[START OF Data in this exercise]

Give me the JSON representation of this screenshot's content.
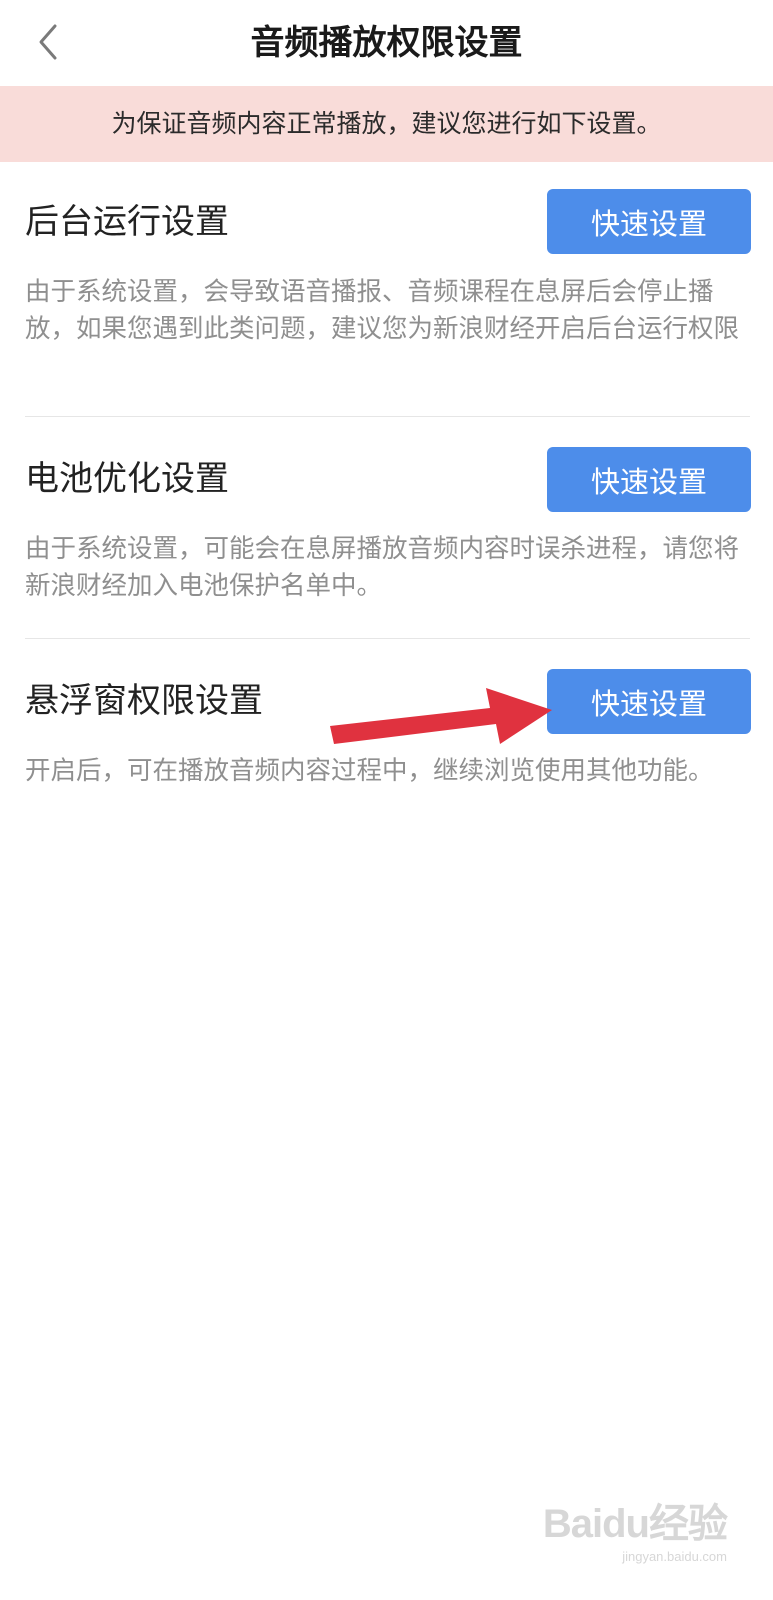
{
  "header": {
    "back_icon": "chevron-left-icon",
    "title": "音频播放权限设置"
  },
  "notice": {
    "text": "为保证音频内容正常播放，建议您进行如下设置。"
  },
  "sections": [
    {
      "title": "后台运行设置",
      "button_label": "快速设置",
      "description": "由于系统设置，会导致语音播报、音频课程在息屏后会停止播放，如果您遇到此类问题，建议您为新浪财经开启后台运行权限"
    },
    {
      "title": "电池优化设置",
      "button_label": "快速设置",
      "description": "由于系统设置，可能会在息屏播放音频内容时误杀进程，请您将新浪财经加入电池保护名单中。"
    },
    {
      "title": "悬浮窗权限设置",
      "button_label": "快速设置",
      "description": "开启后，可在播放音频内容过程中，继续浏览使用其他功能。"
    }
  ],
  "annotation": {
    "icon": "red-arrow-icon",
    "color": "#e0323f"
  },
  "watermark": {
    "logo": "Baidu经验",
    "url": "jingyan.baidu.com"
  },
  "colors": {
    "accent": "#4d8dea",
    "notice_bg": "#f9dcd9",
    "description": "#8f8f8f"
  }
}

[END OF Data in this exercise]

:: Directions for this task ::
Your copy should match the entries exactly, minus the pictures.

:: Result of this task ::
Give me the JSON representation of this screenshot's content.
{
  "header": {
    "back_icon": "chevron-left-icon",
    "title": "音频播放权限设置"
  },
  "notice": {
    "text": "为保证音频内容正常播放，建议您进行如下设置。"
  },
  "sections": [
    {
      "title": "后台运行设置",
      "button_label": "快速设置",
      "description": "由于系统设置，会导致语音播报、音频课程在息屏后会停止播放，如果您遇到此类问题，建议您为新浪财经开启后台运行权限"
    },
    {
      "title": "电池优化设置",
      "button_label": "快速设置",
      "description": "由于系统设置，可能会在息屏播放音频内容时误杀进程，请您将新浪财经加入电池保护名单中。"
    },
    {
      "title": "悬浮窗权限设置",
      "button_label": "快速设置",
      "description": "开启后，可在播放音频内容过程中，继续浏览使用其他功能。"
    }
  ],
  "annotation": {
    "icon": "red-arrow-icon",
    "color": "#e0323f"
  },
  "watermark": {
    "logo": "Baidu经验",
    "url": "jingyan.baidu.com"
  },
  "colors": {
    "accent": "#4d8dea",
    "notice_bg": "#f9dcd9",
    "description": "#8f8f8f"
  }
}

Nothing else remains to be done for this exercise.